• YOUR TASK: Find every line in the records below that contains the word "this", and copy each such line.

• DATA:
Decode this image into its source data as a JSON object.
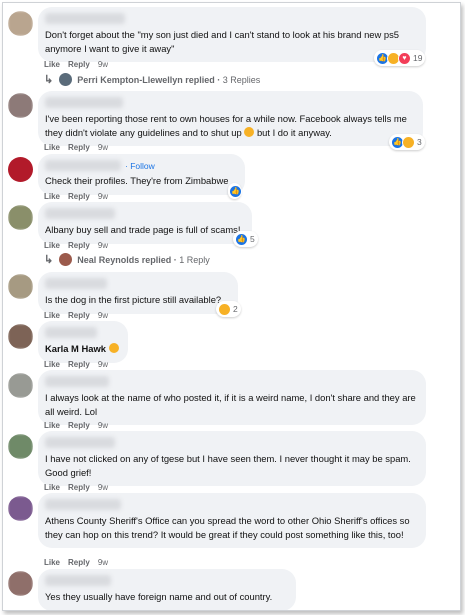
{
  "comments": [
    {
      "text": "Don't forget about the \"my son just died and I can't stand to look at his brand new ps5 anymore I want to give it away\"",
      "like": "Like",
      "reply": "Reply",
      "time": "9w",
      "reaction_count": "19"
    },
    {
      "text": "I've been reporting those rent to own houses for a while now. Facebook always tells me they didn't violate any guidelines and to shut up",
      "text_tail": "but I do it anyway.",
      "like": "Like",
      "reply": "Reply",
      "time": "9w",
      "reaction_count": "3"
    },
    {
      "follow": "Follow",
      "text": "Check their profiles. They're from Zimbabwe",
      "like": "Like",
      "reply": "Reply",
      "time": "9w"
    },
    {
      "text": "Albany buy sell and trade page is full of scams!",
      "like": "Like",
      "reply": "Reply",
      "time": "9w",
      "reaction_count": "5"
    },
    {
      "text": "Is the dog in the first picture still available?",
      "like": "Like",
      "reply": "Reply",
      "time": "9w",
      "reaction_count": "2"
    },
    {
      "text": "Karla M Hawk",
      "like": "Like",
      "reply": "Reply",
      "time": "9w"
    },
    {
      "text": "I always look at the name of who posted it, if it is a weird name, I don't share and they are all weird. Lol",
      "like": "Like",
      "reply": "Reply",
      "time": "9w"
    },
    {
      "text": "I have not clicked on any of tgese but I have seen them. I never thought it may be spam. Good grief!",
      "like": "Like",
      "reply": "Reply",
      "time": "9w"
    },
    {
      "text": "Athens County Sheriff's Office can you spread the word to other Ohio Sheriff's offices so they can hop on this trend? It would be great if they could post something like this, too!",
      "like": "Like",
      "reply": "Reply",
      "time": "9w"
    },
    {
      "text": "Yes they usually have foreign name and out of country.",
      "like": "Like",
      "reply": "Reply",
      "time": "9w"
    }
  ],
  "replies": [
    {
      "name": "Perri Kempton-Llewellyn replied",
      "sep": "·",
      "count": "3 Replies"
    },
    {
      "name": "Neal Reynolds replied",
      "sep": "·",
      "count": "1 Reply"
    }
  ],
  "colors": {
    "bubble": "#f0f2f5",
    "meta": "#65676b",
    "link": "#1b74e4"
  }
}
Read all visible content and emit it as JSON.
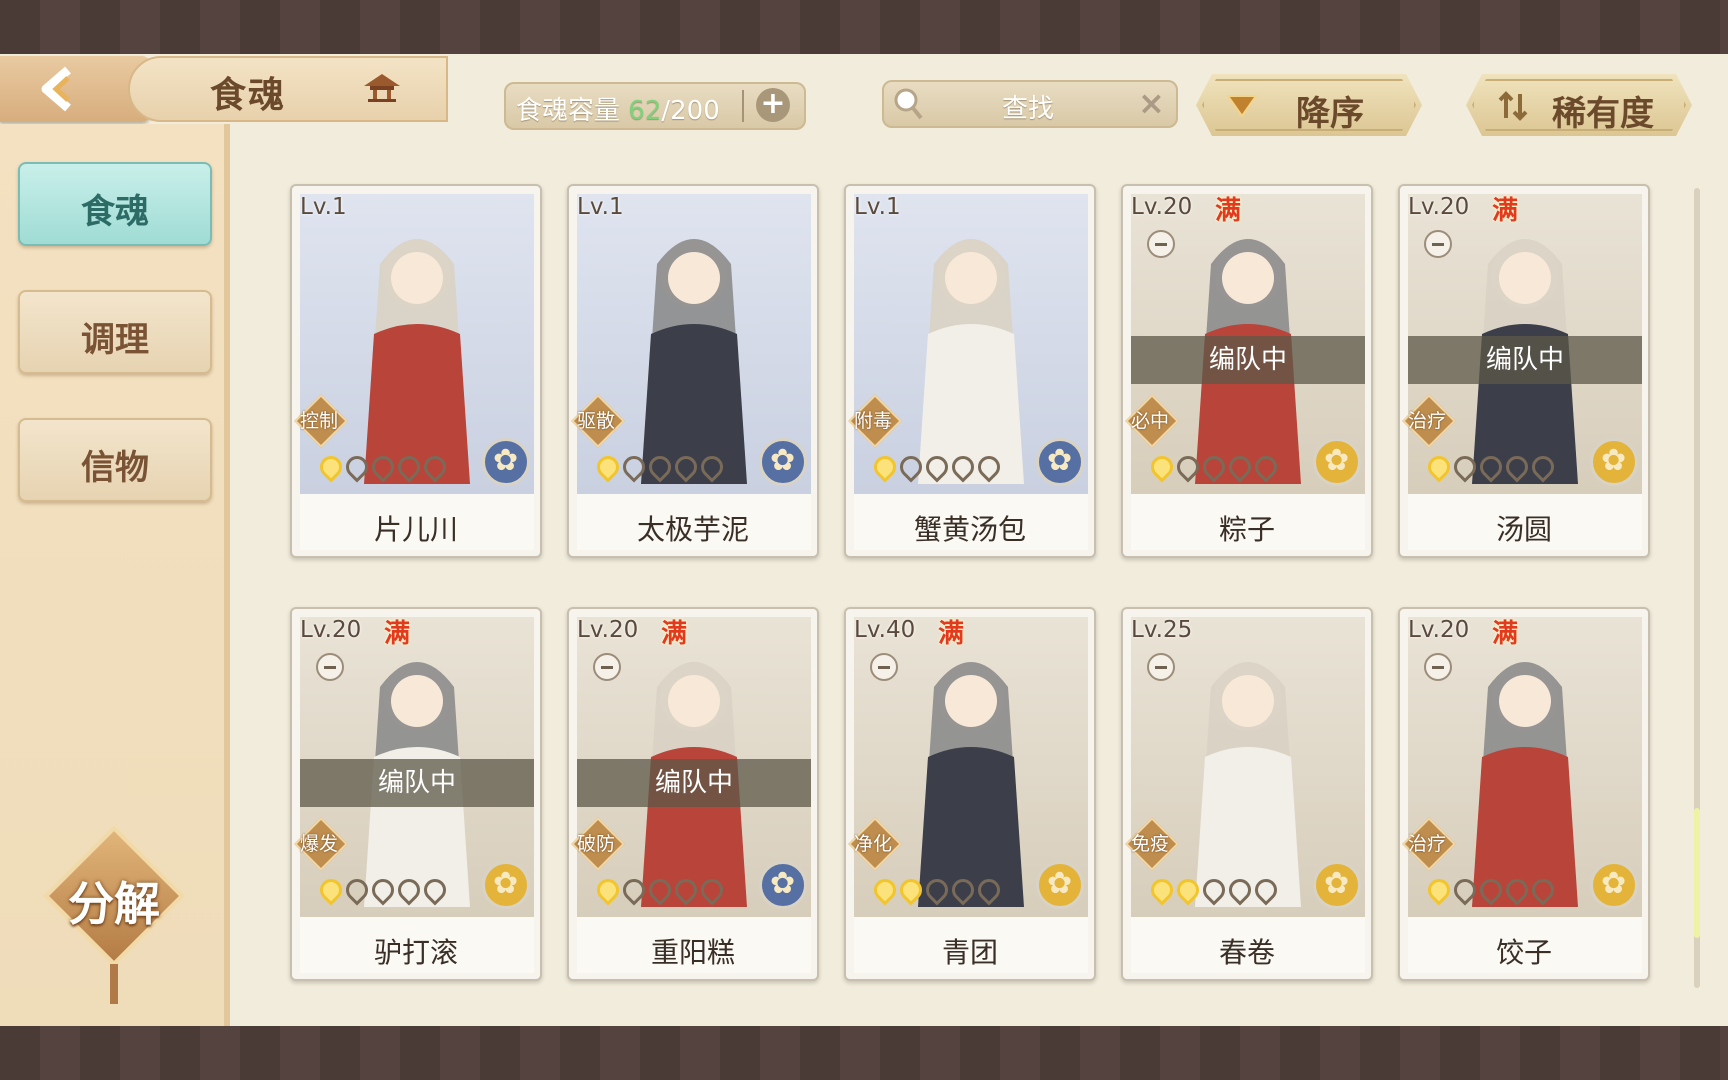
{
  "header": {
    "title": "食魂",
    "capacity_label": "食魂容量",
    "capacity_current": "62",
    "capacity_max": "/200",
    "search_placeholder": "查找",
    "sort_order_label": "降序",
    "sort_by_label": "稀有度"
  },
  "sidebar": {
    "items": [
      {
        "label": "食魂",
        "active": true
      },
      {
        "label": "调理",
        "active": false
      },
      {
        "label": "信物",
        "active": false
      }
    ],
    "decompose_label": "分解"
  },
  "cards": [
    {
      "level": "Lv.1",
      "full": "",
      "role": "控制",
      "stars": 0,
      "name": "片儿川",
      "element": "blue",
      "team": ""
    },
    {
      "level": "Lv.1",
      "full": "",
      "role": "驱散",
      "stars": 0,
      "name": "太极芋泥",
      "element": "blue",
      "team": ""
    },
    {
      "level": "Lv.1",
      "full": "",
      "role": "附毒",
      "stars": 0,
      "name": "蟹黄汤包",
      "element": "blue",
      "team": ""
    },
    {
      "level": "Lv.20",
      "full": "满",
      "role": "必中",
      "stars": 0,
      "name": "粽子",
      "element": "gold",
      "team": "编队中"
    },
    {
      "level": "Lv.20",
      "full": "满",
      "role": "治疗",
      "stars": 0,
      "name": "汤圆",
      "element": "gold",
      "team": "编队中"
    },
    {
      "level": "Lv.20",
      "full": "满",
      "role": "爆发",
      "stars": 0,
      "name": "驴打滚",
      "element": "gold",
      "team": "编队中"
    },
    {
      "level": "Lv.20",
      "full": "满",
      "role": "破防",
      "stars": 0,
      "name": "重阳糕",
      "element": "blue",
      "team": "编队中"
    },
    {
      "level": "Lv.40",
      "full": "满",
      "role": "净化",
      "stars": 1,
      "name": "青团",
      "element": "gold",
      "team": ""
    },
    {
      "level": "Lv.25",
      "full": "",
      "role": "免疫",
      "stars": 1,
      "name": "春卷",
      "element": "gold",
      "team": ""
    },
    {
      "level": "Lv.20",
      "full": "满",
      "role": "治疗",
      "stars": 0,
      "name": "饺子",
      "element": "gold",
      "team": ""
    }
  ],
  "colors": {
    "accent_teal": "#9fdcd4",
    "full_red": "#e23a1e",
    "capacity_green": "#7ed37a"
  }
}
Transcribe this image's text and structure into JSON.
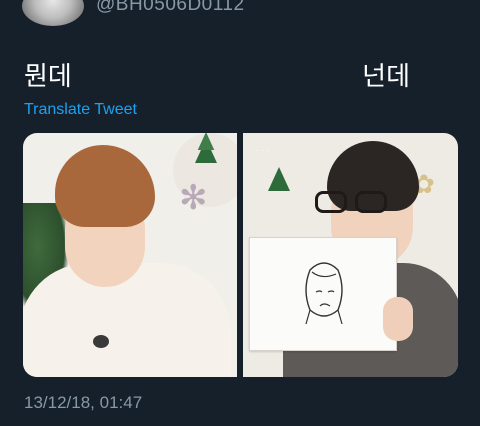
{
  "tweet": {
    "handle": "@BH0506D0112",
    "text_left": "뭔데",
    "text_right": "넌데",
    "translate_label": "Translate Tweet",
    "timestamp": "13/12/18, 01:47"
  },
  "colors": {
    "background": "#15202b",
    "link": "#1da1f2",
    "secondary_text": "#8899a6",
    "primary_text": "#ffffff"
  },
  "icons": {
    "left_photo_snowflake": "snowflake-decoration",
    "right_photo_tree": "christmas-tree-decoration"
  }
}
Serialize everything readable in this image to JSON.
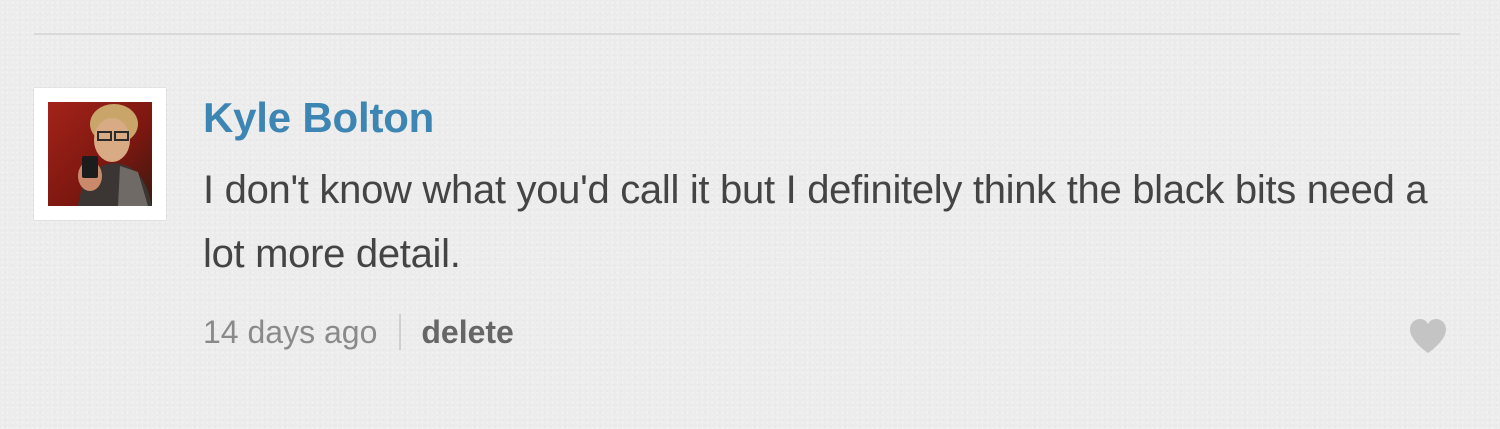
{
  "comment": {
    "author": "Kyle Bolton",
    "body": "I don't know what you'd call it but I definitely think the black bits need a lot more detail.",
    "timestamp": "14 days ago",
    "delete_label": "delete",
    "avatar_icon": "user-photo",
    "like_icon": "heart-icon"
  },
  "colors": {
    "author_link": "#3d86b3",
    "body_text": "#444444",
    "timestamp": "#8a8a8a",
    "delete_link": "#666666",
    "like_icon": "#c4c4c4",
    "background": "#ececec"
  }
}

• REPLY:
Decode this image into its source data as a JSON object.
      "text": "Athens County Sheriff's Office can you spread the word to other Ohio Sheriff's offices so they can hop on this trend? It would be great if they could post something like this, too!",
Transcribe this image's text and structure into JSON.
Serialize everything readable in this image to JSON.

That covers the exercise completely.